YOUR OBJECTIVE:
Under this task are some entries; return every one of them exactly.

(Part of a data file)
****
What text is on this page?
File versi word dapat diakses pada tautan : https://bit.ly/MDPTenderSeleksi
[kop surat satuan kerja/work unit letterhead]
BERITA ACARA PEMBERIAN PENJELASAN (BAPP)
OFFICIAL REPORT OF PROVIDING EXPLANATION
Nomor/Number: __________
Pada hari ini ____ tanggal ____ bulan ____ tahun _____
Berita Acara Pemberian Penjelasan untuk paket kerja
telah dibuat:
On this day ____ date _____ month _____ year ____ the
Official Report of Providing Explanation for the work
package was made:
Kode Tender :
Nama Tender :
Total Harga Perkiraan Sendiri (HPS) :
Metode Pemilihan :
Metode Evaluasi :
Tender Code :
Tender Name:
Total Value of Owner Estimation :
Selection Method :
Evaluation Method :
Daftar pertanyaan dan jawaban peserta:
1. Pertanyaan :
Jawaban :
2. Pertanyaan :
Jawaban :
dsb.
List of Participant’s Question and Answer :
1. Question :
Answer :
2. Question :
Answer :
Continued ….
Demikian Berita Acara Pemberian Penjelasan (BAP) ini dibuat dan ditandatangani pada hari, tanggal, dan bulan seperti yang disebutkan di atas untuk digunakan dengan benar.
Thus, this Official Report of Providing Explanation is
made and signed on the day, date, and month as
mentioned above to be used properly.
****
RESPONSE BELOW:
What text is on this page?
File versi word dapat diakses pada tautan : https://bit.ly/MDPTenderSeleksi
[kop surat satuan kerja/work unit letterhead]
BERITA ACARA PEMBERIAN PENJELASAN (BAPP)
OFFICIAL REPORT OF PROVIDING EXPLANATION
Nomor/Number: __________
Pada hari ini ____ tanggal ____ bulan ____ tahun _____
Berita Acara Pemberian Penjelasan untuk paket kerja
telah dibuat:
On this day ____ date _____ month _____ year ____ the
Official Report of Providing Explanation for the work
package was made:
Kode Tender :
Nama Tender :
Total Harga Perkiraan Sendiri (HPS) :
Metode Pemilihan :
Metode Evaluasi :
Tender Code :
Tender Name:
Total Value of Owner Estimation :
Selection Method :
Evaluation Method :
Daftar pertanyaan dan jawaban peserta:
1. Pertanyaan :
Jawaban :
2. Pertanyaan :
Jawaban :
dsb.
List of Participant’s Question and Answer :
1. Question :
Answer :
2. Question :
Answer :
Continued ….
Demikian Berita Acara Pemberian Penjelasan (BAP) ini dibuat dan ditandatangani pada hari, tanggal, dan bulan seperti yang disebutkan di atas untuk digunakan dengan benar.
Thus, this Official Report of Providing Explanation is
made and signed on the day, date, and month as
mentioned above to be used properly.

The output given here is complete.